(Extracted records)
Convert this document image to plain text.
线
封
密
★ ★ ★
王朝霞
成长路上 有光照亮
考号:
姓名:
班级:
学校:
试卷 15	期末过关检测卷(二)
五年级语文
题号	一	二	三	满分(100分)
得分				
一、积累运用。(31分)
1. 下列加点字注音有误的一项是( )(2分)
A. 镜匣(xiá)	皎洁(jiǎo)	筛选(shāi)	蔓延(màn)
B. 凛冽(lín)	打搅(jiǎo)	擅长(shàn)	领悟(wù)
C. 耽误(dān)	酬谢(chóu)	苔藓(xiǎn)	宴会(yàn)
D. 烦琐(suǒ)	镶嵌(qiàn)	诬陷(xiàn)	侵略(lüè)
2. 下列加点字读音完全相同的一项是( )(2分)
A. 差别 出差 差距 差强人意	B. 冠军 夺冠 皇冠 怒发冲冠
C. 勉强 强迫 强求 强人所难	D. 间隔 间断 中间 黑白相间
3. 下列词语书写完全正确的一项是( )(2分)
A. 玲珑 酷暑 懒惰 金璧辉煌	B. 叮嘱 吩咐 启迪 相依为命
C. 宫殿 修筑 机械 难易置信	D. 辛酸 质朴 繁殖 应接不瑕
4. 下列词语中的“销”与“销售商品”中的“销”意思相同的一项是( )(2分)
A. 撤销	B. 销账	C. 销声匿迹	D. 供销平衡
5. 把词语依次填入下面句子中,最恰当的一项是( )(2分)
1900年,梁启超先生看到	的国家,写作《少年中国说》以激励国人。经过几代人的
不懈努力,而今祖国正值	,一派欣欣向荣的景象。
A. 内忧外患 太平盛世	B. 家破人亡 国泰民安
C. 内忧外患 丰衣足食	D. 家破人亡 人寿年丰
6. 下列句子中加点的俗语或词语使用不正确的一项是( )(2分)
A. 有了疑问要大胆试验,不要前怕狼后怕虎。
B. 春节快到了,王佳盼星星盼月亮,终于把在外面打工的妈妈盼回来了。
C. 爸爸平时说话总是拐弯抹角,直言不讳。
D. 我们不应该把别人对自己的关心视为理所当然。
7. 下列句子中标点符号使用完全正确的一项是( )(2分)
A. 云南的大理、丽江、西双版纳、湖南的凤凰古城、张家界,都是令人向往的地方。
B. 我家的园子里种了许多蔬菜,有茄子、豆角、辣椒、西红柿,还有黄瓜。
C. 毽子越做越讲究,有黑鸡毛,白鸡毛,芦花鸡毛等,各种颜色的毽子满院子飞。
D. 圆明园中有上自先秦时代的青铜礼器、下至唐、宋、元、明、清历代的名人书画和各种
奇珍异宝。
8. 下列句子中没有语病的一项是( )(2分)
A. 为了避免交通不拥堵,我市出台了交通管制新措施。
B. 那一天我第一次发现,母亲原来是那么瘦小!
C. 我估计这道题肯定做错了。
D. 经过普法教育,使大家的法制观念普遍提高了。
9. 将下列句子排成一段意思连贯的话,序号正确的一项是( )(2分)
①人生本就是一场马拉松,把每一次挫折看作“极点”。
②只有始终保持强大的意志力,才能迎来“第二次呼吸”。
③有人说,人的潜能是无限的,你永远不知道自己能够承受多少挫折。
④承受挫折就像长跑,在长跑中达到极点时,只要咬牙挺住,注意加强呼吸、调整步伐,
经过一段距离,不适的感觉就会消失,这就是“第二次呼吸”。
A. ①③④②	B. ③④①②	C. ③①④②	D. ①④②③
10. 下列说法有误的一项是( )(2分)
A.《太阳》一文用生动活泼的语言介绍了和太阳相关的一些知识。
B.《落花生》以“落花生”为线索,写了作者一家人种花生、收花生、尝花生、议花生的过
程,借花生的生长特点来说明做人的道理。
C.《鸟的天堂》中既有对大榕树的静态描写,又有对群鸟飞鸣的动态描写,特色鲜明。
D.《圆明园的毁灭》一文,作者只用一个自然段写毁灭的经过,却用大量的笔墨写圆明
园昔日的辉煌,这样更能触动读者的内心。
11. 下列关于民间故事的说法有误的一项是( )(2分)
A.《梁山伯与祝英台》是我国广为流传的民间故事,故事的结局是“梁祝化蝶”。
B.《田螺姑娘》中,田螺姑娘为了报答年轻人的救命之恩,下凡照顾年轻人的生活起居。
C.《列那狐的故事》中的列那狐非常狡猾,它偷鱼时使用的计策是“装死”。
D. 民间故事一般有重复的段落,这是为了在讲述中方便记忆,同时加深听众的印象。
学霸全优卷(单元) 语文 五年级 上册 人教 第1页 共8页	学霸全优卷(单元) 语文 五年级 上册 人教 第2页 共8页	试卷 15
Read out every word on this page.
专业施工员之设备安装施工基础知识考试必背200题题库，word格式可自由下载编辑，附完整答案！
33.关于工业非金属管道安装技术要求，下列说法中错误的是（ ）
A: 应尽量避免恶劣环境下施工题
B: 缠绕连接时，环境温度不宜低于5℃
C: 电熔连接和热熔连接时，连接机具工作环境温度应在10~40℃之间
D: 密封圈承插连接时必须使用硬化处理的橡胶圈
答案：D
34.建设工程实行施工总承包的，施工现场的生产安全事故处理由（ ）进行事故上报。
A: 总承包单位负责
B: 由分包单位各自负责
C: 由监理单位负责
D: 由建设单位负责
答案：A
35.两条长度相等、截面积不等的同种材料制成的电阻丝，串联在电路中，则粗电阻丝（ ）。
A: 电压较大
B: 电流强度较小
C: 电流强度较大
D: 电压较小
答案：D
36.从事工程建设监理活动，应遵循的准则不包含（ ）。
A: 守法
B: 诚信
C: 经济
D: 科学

• **TO BE DONE**
Set down each entry again, unchanged.

• **FULL RESPONSE**
Convert this document image to plain text.
线
封
密
★ ★ ★
王朝霞
成长路上 有光照亮
考号:
姓名:
班级:
学校:
试卷 15	期末过关检测卷(二)
五年级语文
题号	一	二	三	满分(100分)
得分				
一、积累运用。(31分)
1. 下列加点字注音有误的一项是( )(2分)
A. 镜匣(xiá)	皎洁(jiǎo)	筛选(shāi)	蔓延(màn)
B. 凛冽(lín)	打搅(jiǎo)	擅长(shàn)	领悟(wù)
C. 耽误(dān)	酬谢(chóu)	苔藓(xiǎn)	宴会(yàn)
D. 烦琐(suǒ)	镶嵌(qiàn)	诬陷(xiàn)	侵略(lüè)
2. 下列加点字读音完全相同的一项是( )(2分)
A. 差别 出差 差距 差强人意	B. 冠军 夺冠 皇冠 怒发冲冠
C. 勉强 强迫 强求 强人所难	D. 间隔 间断 中间 黑白相间
3. 下列词语书写完全正确的一项是( )(2分)
A. 玲珑 酷暑 懒惰 金璧辉煌	B. 叮嘱 吩咐 启迪 相依为命
C. 宫殿 修筑 机械 难易置信	D. 辛酸 质朴 繁殖 应接不瑕
4. 下列词语中的“销”与“销售商品”中的“销”意思相同的一项是( )(2分)
A. 撤销	B. 销账	C. 销声匿迹	D. 供销平衡
5. 把词语依次填入下面句子中,最恰当的一项是( )(2分)
1900年,梁启超先生看到	的国家,写作《少年中国说》以激励国人。经过几代人的
不懈努力,而今祖国正值	,一派欣欣向荣的景象。
A. 内忧外患 太平盛世	B. 家破人亡 国泰民安
C. 内忧外患 丰衣足食	D. 家破人亡 人寿年丰
6. 下列句子中加点的俗语或词语使用不正确的一项是( )(2分)
A. 有了疑问要大胆试验,不要前怕狼后怕虎。
B. 春节快到了,王佳盼星星盼月亮,终于把在外面打工的妈妈盼回来了。
C. 爸爸平时说话总是拐弯抹角,直言不讳。
D. 我们不应该把别人对自己的关心视为理所当然。
7. 下列句子中标点符号使用完全正确的一项是( )(2分)
A. 云南的大理、丽江、西双版纳、湖南的凤凰古城、张家界,都是令人向往的地方。
B. 我家的园子里种了许多蔬菜,有茄子、豆角、辣椒、西红柿,还有黄瓜。
C. 毽子越做越讲究,有黑鸡毛,白鸡毛,芦花鸡毛等,各种颜色的毽子满院子飞。
D. 圆明园中有上自先秦时代的青铜礼器、下至唐、宋、元、明、清历代的名人书画和各种
奇珍异宝。
8. 下列句子中没有语病的一项是( )(2分)
A. 为了避免交通不拥堵,我市出台了交通管制新措施。
B. 那一天我第一次发现,母亲原来是那么瘦小!
C. 我估计这道题肯定做错了。
D. 经过普法教育,使大家的法制观念普遍提高了。
9. 将下列句子排成一段意思连贯的话,序号正确的一项是( )(2分)
①人生本就是一场马拉松,把每一次挫折看作“极点”。
②只有始终保持强大的意志力,才能迎来“第二次呼吸”。
③有人说,人的潜能是无限的,你永远不知道自己能够承受多少挫折。
④承受挫折就像长跑,在长跑中达到极点时,只要咬牙挺住,注意加强呼吸、调整步伐,
经过一段距离,不适的感觉就会消失,这就是“第二次呼吸”。
A. ①③④②	B. ③④①②	C. ③①④②	D. ①④②③
10. 下列说法有误的一项是( )(2分)
A.《太阳》一文用生动活泼的语言介绍了和太阳相关的一些知识。
B.《落花生》以“落花生”为线索,写了作者一家人种花生、收花生、尝花生、议花生的过
程,借花生的生长特点来说明做人的道理。
C.《鸟的天堂》中既有对大榕树的静态描写,又有对群鸟飞鸣的动态描写,特色鲜明。
D.《圆明园的毁灭》一文,作者只用一个自然段写毁灭的经过,却用大量的笔墨写圆明
园昔日的辉煌,这样更能触动读者的内心。
11. 下列关于民间故事的说法有误的一项是( )(2分)
A.《梁山伯与祝英台》是我国广为流传的民间故事,故事的结局是“梁祝化蝶”。
B.《田螺姑娘》中,田螺姑娘为了报答年轻人的救命之恩,下凡照顾年轻人的生活起居。
C.《列那狐的故事》中的列那狐非常狡猾,它偷鱼时使用的计策是“装死”。
D. 民间故事一般有重复的段落,这是为了在讲述中方便记忆,同时加深听众的印象。
学霸全优卷(单元) 语文 五年级 上册 人教 第1页 共8页	学霸全优卷(单元) 语文 五年级 上册 人教 第2页 共8页	试卷 15
Read out every word on this page.
专业施工员之设备安装施工基础知识考试必背200题题库，word格式可自由下载编辑，附完整答案！
33.关于工业非金属管道安装技术要求，下列说法中错误的是（ ）
A: 应尽量避免恶劣环境下施工题
B: 缠绕连接时，环境温度不宜低于5℃
C: 电熔连接和热熔连接时，连接机具工作环境温度应在10~40℃之间
D: 密封圈承插连接时必须使用硬化处理的橡胶圈
答案：D
34.建设工程实行施工总承包的，施工现场的生产安全事故处理由（ ）进行事故上报。
A: 总承包单位负责
B: 由分包单位各自负责
C: 由监理单位负责
D: 由建设单位负责
答案：A
35.两条长度相等、截面积不等的同种材料制成的电阻丝，串联在电路中，则粗电阻丝（ ）。
A: 电压较大
B: 电流强度较小
C: 电流强度较大
D: 电压较小
答案：D
36.从事工程建设监理活动，应遵循的准则不包含（ ）。
A: 守法
B: 诚信
C: 经济
D: 科学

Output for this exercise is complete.